Transcribe every entry word for word. Skip the pictures.

» DATA ROWS
★ ★ ★ ★ ★ ★ ★
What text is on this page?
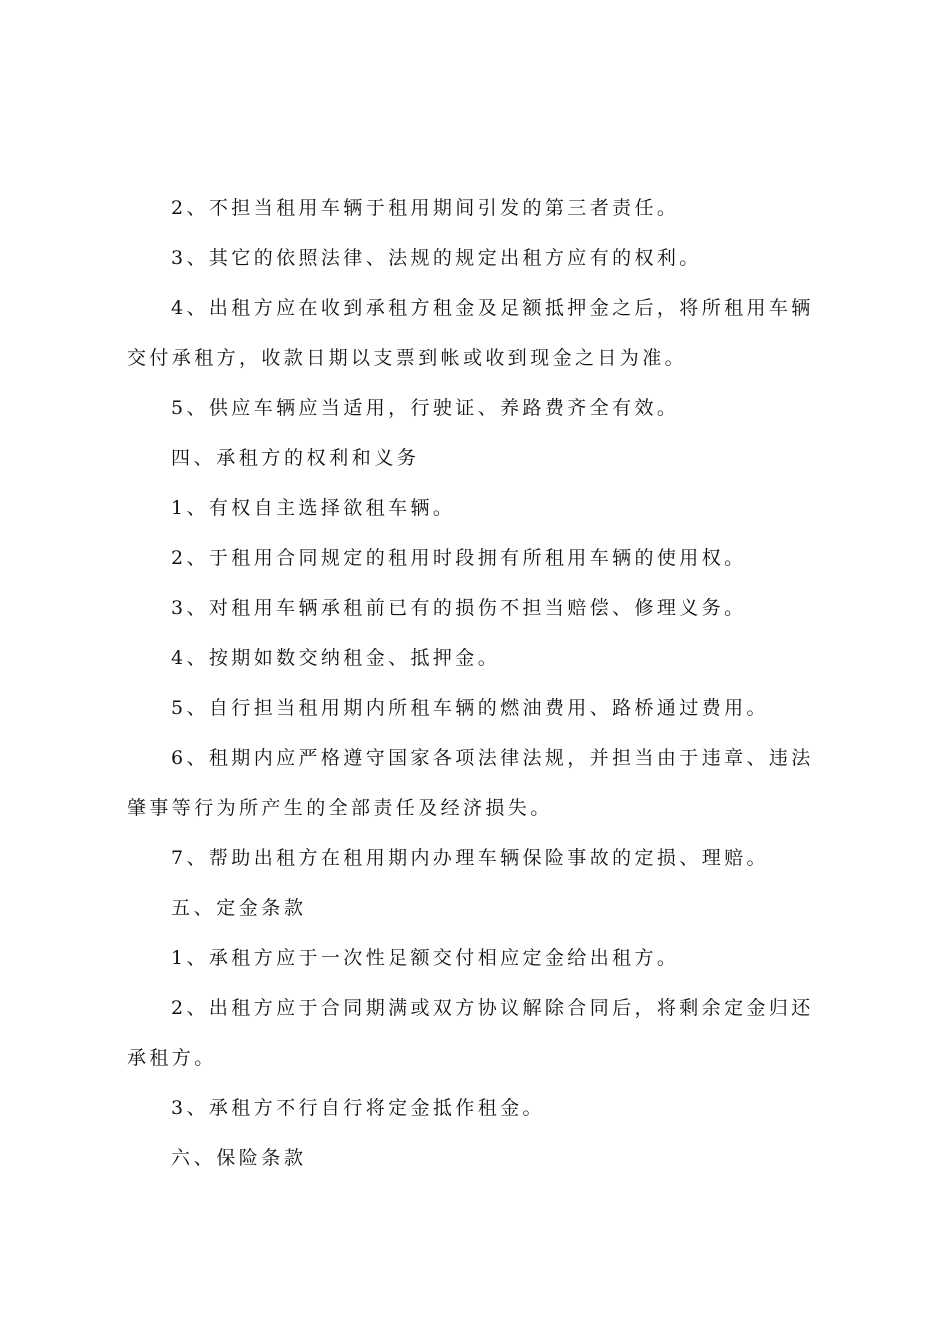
2、不担当租用车辆于租用期间引发的第三者责任。

3、其它的依照法律、法规的规定出租方应有的权利。

4、出租方应在收到承租方租金及足额抵押金之后，将所租用车辆交付承租方，收款日期以支票到帐或收到现金之日为准。

5、供应车辆应当适用，行驶证、养路费齐全有效。

四、承租方的权利和义务

1、有权自主选择欲租车辆。

2、于租用合同规定的租用时段拥有所租用车辆的使用权。

3、对租用车辆承租前已有的损伤不担当赔偿、修理义务。

4、按期如数交纳租金、抵押金。

5、自行担当租用期内所租车辆的燃油费用、路桥通过费用。

6、租期内应严格遵守国家各项法律法规，并担当由于违章、违法肇事等行为所产生的全部责任及经济损失。

7、帮助出租方在租用期内办理车辆保险事故的定损、理赔。

五、定金条款

1、承租方应于一次性足额交付相应定金给出租方。

2、出租方应于合同期满或双方协议解除合同后，将剩余定金归还承租方。

3、承租方不行自行将定金抵作租金。

六、保险条款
★ ★ ★ ★ ★ ★ ★
» ANSWER IN FULL
What text is on this page?
2、不担当租用车辆于租用期间引发的第三者责任。

3、其它的依照法律、法规的规定出租方应有的权利。

4、出租方应在收到承租方租金及足额抵押金之后，将所租用车辆交付承租方，收款日期以支票到帐或收到现金之日为准。

5、供应车辆应当适用，行驶证、养路费齐全有效。

四、承租方的权利和义务

1、有权自主选择欲租车辆。

2、于租用合同规定的租用时段拥有所租用车辆的使用权。

3、对租用车辆承租前已有的损伤不担当赔偿、修理义务。

4、按期如数交纳租金、抵押金。

5、自行担当租用期内所租车辆的燃油费用、路桥通过费用。

6、租期内应严格遵守国家各项法律法规，并担当由于违章、违法肇事等行为所产生的全部责任及经济损失。

7、帮助出租方在租用期内办理车辆保险事故的定损、理赔。

五、定金条款

1、承租方应于一次性足额交付相应定金给出租方。

2、出租方应于合同期满或双方协议解除合同后，将剩余定金归还承租方。

3、承租方不行自行将定金抵作租金。

六、保险条款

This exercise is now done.